> [Provided data]:

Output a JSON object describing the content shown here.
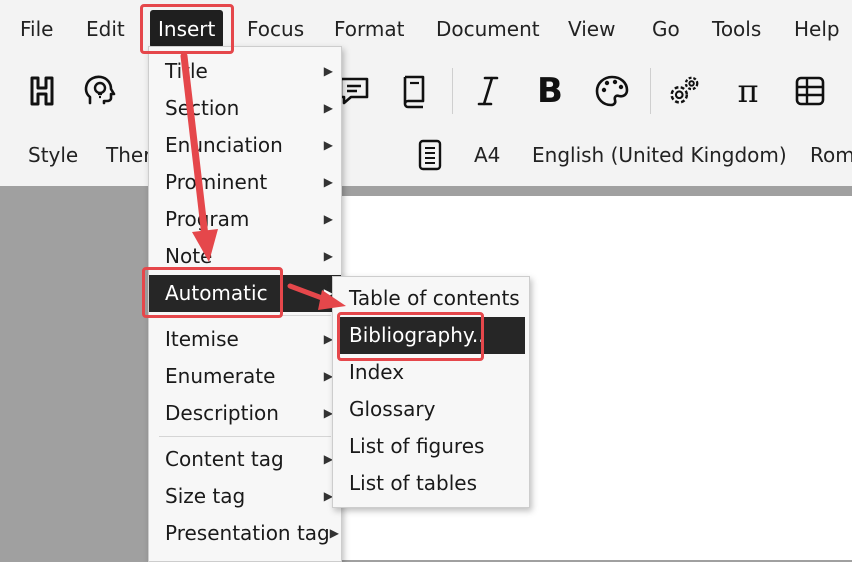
{
  "menubar": {
    "items": [
      "File",
      "Edit",
      "Insert",
      "Focus",
      "Format",
      "Document",
      "View",
      "Go",
      "Tools",
      "Help"
    ],
    "active": "Insert"
  },
  "toolbar": {
    "icons": [
      "heading-icon",
      "idea-icon",
      "comment-icon",
      "book-icon",
      "italic-icon",
      "bold-icon",
      "palette-icon",
      "gears-icon",
      "pi-icon",
      "table-icon"
    ],
    "bold_label": "B",
    "pi_label": "π"
  },
  "formatbar": {
    "style_label": "Style",
    "theme_label": "Ther",
    "page_size": "A4",
    "language": "English (United Kingdom)",
    "font": "Rom"
  },
  "insert_menu": {
    "items": [
      {
        "label": "Title",
        "submenu": true
      },
      {
        "label": "Section",
        "submenu": true
      },
      {
        "label": "Enunciation",
        "submenu": true
      },
      {
        "label": "Prominent",
        "submenu": true
      },
      {
        "label": "Program",
        "submenu": true
      },
      {
        "label": "Note",
        "submenu": true
      },
      {
        "label": "Automatic",
        "submenu": true,
        "highlighted": true
      },
      {
        "label": "Itemise",
        "submenu": true
      },
      {
        "label": "Enumerate",
        "submenu": true
      },
      {
        "label": "Description",
        "submenu": true
      },
      {
        "label": "Content tag",
        "submenu": true
      },
      {
        "label": "Size tag",
        "submenu": true
      },
      {
        "label": "Presentation tag",
        "submenu": true
      }
    ]
  },
  "automatic_submenu": {
    "items": [
      {
        "label": "Table of contents"
      },
      {
        "label": "Bibliography..",
        "highlighted": true
      },
      {
        "label": "Index"
      },
      {
        "label": "Glossary"
      },
      {
        "label": "List of figures"
      },
      {
        "label": "List of tables"
      }
    ]
  },
  "colors": {
    "annotation": "#e5474b",
    "highlight": "#262626",
    "toolbar_bg": "#f3f3f3",
    "canvas_bg": "#a0a0a0"
  }
}
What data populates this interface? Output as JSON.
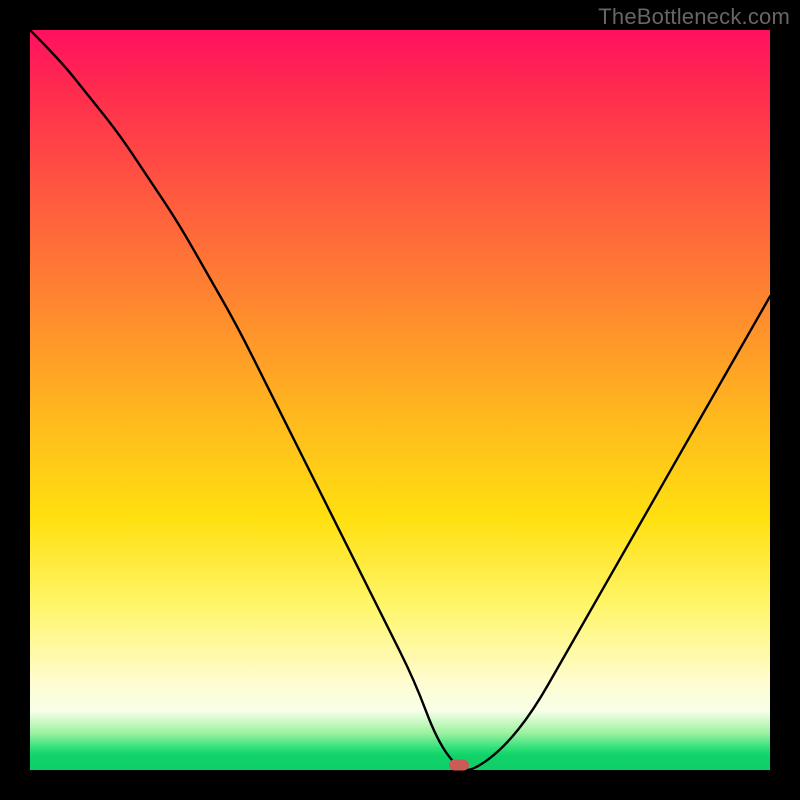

> [Exercise]: Repeat each entry exactly. Pictures do not belong in the copy.

> [The completed task]:
Output a JSON object describing the content shown here.
{
  "menubar": {
    "items": [
      "File",
      "Edit",
      "Insert",
      "Focus",
      "Format",
      "Document",
      "View",
      "Go",
      "Tools",
      "Help"
    ],
    "active": "Insert"
  },
  "toolbar": {
    "icons": [
      "heading-icon",
      "idea-icon",
      "comment-icon",
      "book-icon",
      "italic-icon",
      "bold-icon",
      "palette-icon",
      "gears-icon",
      "pi-icon",
      "table-icon"
    ],
    "bold_label": "B",
    "pi_label": "π"
  },
  "formatbar": {
    "style_label": "Style",
    "theme_label": "Ther",
    "page_size": "A4",
    "language": "English (United Kingdom)",
    "font": "Rom"
  },
  "insert_menu": {
    "items": [
      {
        "label": "Title",
        "submenu": true
      },
      {
        "label": "Section",
        "submenu": true
      },
      {
        "label": "Enunciation",
        "submenu": true
      },
      {
        "label": "Prominent",
        "submenu": true
      },
      {
        "label": "Program",
        "submenu": true
      },
      {
        "label": "Note",
        "submenu": true
      },
      {
        "label": "Automatic",
        "submenu": true,
        "highlighted": true
      },
      {
        "label": "Itemise",
        "submenu": true
      },
      {
        "label": "Enumerate",
        "submenu": true
      },
      {
        "label": "Description",
        "submenu": true
      },
      {
        "label": "Content tag",
        "submenu": true
      },
      {
        "label": "Size tag",
        "submenu": true
      },
      {
        "label": "Presentation tag",
        "submenu": true
      }
    ]
  },
  "automatic_submenu": {
    "items": [
      {
        "label": "Table of contents"
      },
      {
        "label": "Bibliography..",
        "highlighted": true
      },
      {
        "label": "Index"
      },
      {
        "label": "Glossary"
      },
      {
        "label": "List of figures"
      },
      {
        "label": "List of tables"
      }
    ]
  },
  "colors": {
    "annotation": "#e5474b",
    "highlight": "#262626",
    "toolbar_bg": "#f3f3f3",
    "canvas_bg": "#a0a0a0"
  }
}
What data populates this interface? Output as JSON.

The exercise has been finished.